THE INPUT —
......

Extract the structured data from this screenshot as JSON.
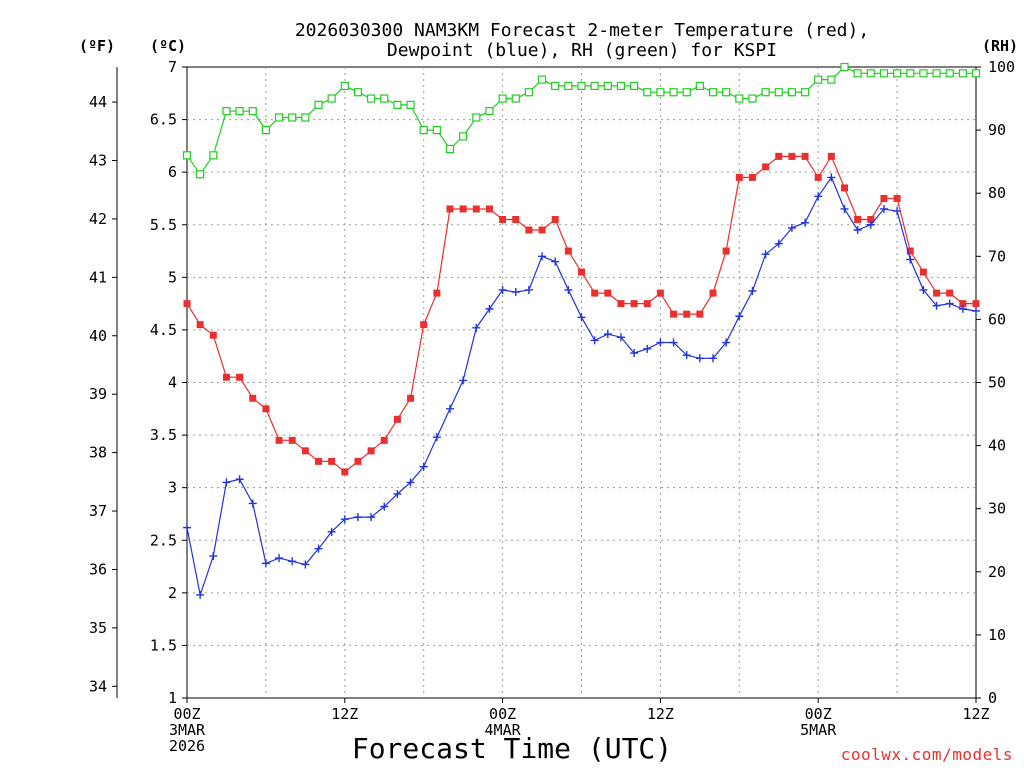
{
  "chart_data": {
    "type": "line",
    "title_line1": "2026030300 NAM3KM Forecast 2-meter Temperature (red),",
    "title_line2": "Dewpoint (blue), RH (green) for KSPI",
    "xlabel": "Forecast Time (UTC)",
    "credit": "coolwx.com/models",
    "units": {
      "fahrenheit": "(ºF)",
      "celsius": "(ºC)",
      "rh": "(RH)"
    },
    "x_range_hours": [
      0,
      60
    ],
    "x_ticks": [
      {
        "hour": 0,
        "label": "00Z",
        "date": "3MAR",
        "year": "2026"
      },
      {
        "hour": 12,
        "label": "12Z",
        "date": "",
        "year": ""
      },
      {
        "hour": 24,
        "label": "00Z",
        "date": "4MAR",
        "year": ""
      },
      {
        "hour": 36,
        "label": "12Z",
        "date": "",
        "year": ""
      },
      {
        "hour": 48,
        "label": "00Z",
        "date": "5MAR",
        "year": ""
      },
      {
        "hour": 60,
        "label": "12Z",
        "date": "",
        "year": ""
      }
    ],
    "celsius_axis": {
      "range": [
        1,
        7
      ],
      "ticks": [
        "1",
        "1.5",
        "2",
        "2.5",
        "3",
        "3.5",
        "4",
        "4.5",
        "5",
        "5.5",
        "6",
        "6.5",
        "7"
      ]
    },
    "fahrenheit_axis": {
      "ticks": [
        "34",
        "35",
        "36",
        "37",
        "38",
        "39",
        "40",
        "41",
        "42",
        "43",
        "44"
      ]
    },
    "rh_axis": {
      "range": [
        0,
        100
      ],
      "ticks": [
        "0",
        "10",
        "20",
        "30",
        "40",
        "50",
        "60",
        "70",
        "80",
        "90",
        "100"
      ]
    },
    "colors": {
      "temperature": "#e8302f",
      "dewpoint": "#2233dd",
      "rh": "#22cc22"
    },
    "series": [
      {
        "name": "Temperature",
        "unit": "C",
        "values": [
          4.75,
          4.55,
          4.45,
          4.05,
          4.05,
          3.85,
          3.75,
          3.45,
          3.45,
          3.35,
          3.25,
          3.25,
          3.15,
          3.25,
          3.35,
          3.45,
          3.65,
          3.85,
          4.55,
          4.85,
          5.65,
          5.65,
          5.65,
          5.65,
          5.55,
          5.55,
          5.45,
          5.45,
          5.55,
          5.25,
          5.05,
          4.85,
          4.85,
          4.75,
          4.75,
          4.75,
          4.85,
          4.65,
          4.65,
          4.65,
          4.85,
          5.25,
          5.95,
          5.95,
          6.05,
          6.15,
          6.15,
          6.15,
          5.95,
          6.15,
          5.85,
          5.55,
          5.55,
          5.75,
          5.75,
          5.25,
          5.05,
          4.85,
          4.85,
          4.75,
          4.75
        ]
      },
      {
        "name": "Dewpoint",
        "unit": "C",
        "values": [
          2.62,
          1.98,
          2.35,
          3.05,
          3.08,
          2.85,
          2.28,
          2.33,
          2.3,
          2.27,
          2.42,
          2.58,
          2.7,
          2.72,
          2.72,
          2.82,
          2.94,
          3.05,
          3.2,
          3.48,
          3.75,
          4.02,
          4.52,
          4.7,
          4.88,
          4.86,
          4.88,
          5.2,
          5.15,
          4.88,
          4.62,
          4.4,
          4.46,
          4.43,
          4.28,
          4.32,
          4.38,
          4.38,
          4.26,
          4.23,
          4.23,
          4.38,
          4.63,
          4.87,
          5.22,
          5.32,
          5.47,
          5.52,
          5.77,
          5.95,
          5.65,
          5.45,
          5.5,
          5.65,
          5.63,
          5.17,
          4.88,
          4.73,
          4.75,
          4.7,
          4.68
        ]
      },
      {
        "name": "RH",
        "unit": "%",
        "values": [
          86,
          83,
          86,
          93,
          93,
          93,
          90,
          92,
          92,
          92,
          94,
          95,
          97,
          96,
          95,
          95,
          94,
          94,
          90,
          90,
          87,
          89,
          92,
          93,
          95,
          95,
          96,
          98,
          97,
          97,
          97,
          97,
          97,
          97,
          97,
          96,
          96,
          96,
          96,
          97,
          96,
          96,
          95,
          95,
          96,
          96,
          96,
          96,
          98,
          98,
          100,
          99,
          99,
          99,
          99,
          99,
          99,
          99,
          99,
          99,
          99
        ]
      }
    ]
  }
}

......

TASK DESCRIPTION —
Quote every line of the records above exactly; no picture is to be copied.

PROBLEM SOLUTION —
Extract the structured data from this screenshot as JSON.
{
  "chart_data": {
    "type": "line",
    "title_line1": "2026030300 NAM3KM Forecast 2-meter Temperature (red),",
    "title_line2": "Dewpoint (blue), RH (green) for KSPI",
    "xlabel": "Forecast Time (UTC)",
    "credit": "coolwx.com/models",
    "units": {
      "fahrenheit": "(ºF)",
      "celsius": "(ºC)",
      "rh": "(RH)"
    },
    "x_range_hours": [
      0,
      60
    ],
    "x_ticks": [
      {
        "hour": 0,
        "label": "00Z",
        "date": "3MAR",
        "year": "2026"
      },
      {
        "hour": 12,
        "label": "12Z",
        "date": "",
        "year": ""
      },
      {
        "hour": 24,
        "label": "00Z",
        "date": "4MAR",
        "year": ""
      },
      {
        "hour": 36,
        "label": "12Z",
        "date": "",
        "year": ""
      },
      {
        "hour": 48,
        "label": "00Z",
        "date": "5MAR",
        "year": ""
      },
      {
        "hour": 60,
        "label": "12Z",
        "date": "",
        "year": ""
      }
    ],
    "celsius_axis": {
      "range": [
        1,
        7
      ],
      "ticks": [
        "1",
        "1.5",
        "2",
        "2.5",
        "3",
        "3.5",
        "4",
        "4.5",
        "5",
        "5.5",
        "6",
        "6.5",
        "7"
      ]
    },
    "fahrenheit_axis": {
      "ticks": [
        "34",
        "35",
        "36",
        "37",
        "38",
        "39",
        "40",
        "41",
        "42",
        "43",
        "44"
      ]
    },
    "rh_axis": {
      "range": [
        0,
        100
      ],
      "ticks": [
        "0",
        "10",
        "20",
        "30",
        "40",
        "50",
        "60",
        "70",
        "80",
        "90",
        "100"
      ]
    },
    "colors": {
      "temperature": "#e8302f",
      "dewpoint": "#2233dd",
      "rh": "#22cc22"
    },
    "series": [
      {
        "name": "Temperature",
        "unit": "C",
        "values": [
          4.75,
          4.55,
          4.45,
          4.05,
          4.05,
          3.85,
          3.75,
          3.45,
          3.45,
          3.35,
          3.25,
          3.25,
          3.15,
          3.25,
          3.35,
          3.45,
          3.65,
          3.85,
          4.55,
          4.85,
          5.65,
          5.65,
          5.65,
          5.65,
          5.55,
          5.55,
          5.45,
          5.45,
          5.55,
          5.25,
          5.05,
          4.85,
          4.85,
          4.75,
          4.75,
          4.75,
          4.85,
          4.65,
          4.65,
          4.65,
          4.85,
          5.25,
          5.95,
          5.95,
          6.05,
          6.15,
          6.15,
          6.15,
          5.95,
          6.15,
          5.85,
          5.55,
          5.55,
          5.75,
          5.75,
          5.25,
          5.05,
          4.85,
          4.85,
          4.75,
          4.75
        ]
      },
      {
        "name": "Dewpoint",
        "unit": "C",
        "values": [
          2.62,
          1.98,
          2.35,
          3.05,
          3.08,
          2.85,
          2.28,
          2.33,
          2.3,
          2.27,
          2.42,
          2.58,
          2.7,
          2.72,
          2.72,
          2.82,
          2.94,
          3.05,
          3.2,
          3.48,
          3.75,
          4.02,
          4.52,
          4.7,
          4.88,
          4.86,
          4.88,
          5.2,
          5.15,
          4.88,
          4.62,
          4.4,
          4.46,
          4.43,
          4.28,
          4.32,
          4.38,
          4.38,
          4.26,
          4.23,
          4.23,
          4.38,
          4.63,
          4.87,
          5.22,
          5.32,
          5.47,
          5.52,
          5.77,
          5.95,
          5.65,
          5.45,
          5.5,
          5.65,
          5.63,
          5.17,
          4.88,
          4.73,
          4.75,
          4.7,
          4.68
        ]
      },
      {
        "name": "RH",
        "unit": "%",
        "values": [
          86,
          83,
          86,
          93,
          93,
          93,
          90,
          92,
          92,
          92,
          94,
          95,
          97,
          96,
          95,
          95,
          94,
          94,
          90,
          90,
          87,
          89,
          92,
          93,
          95,
          95,
          96,
          98,
          97,
          97,
          97,
          97,
          97,
          97,
          97,
          96,
          96,
          96,
          96,
          97,
          96,
          96,
          95,
          95,
          96,
          96,
          96,
          96,
          98,
          98,
          100,
          99,
          99,
          99,
          99,
          99,
          99,
          99,
          99,
          99,
          99
        ]
      }
    ]
  }
}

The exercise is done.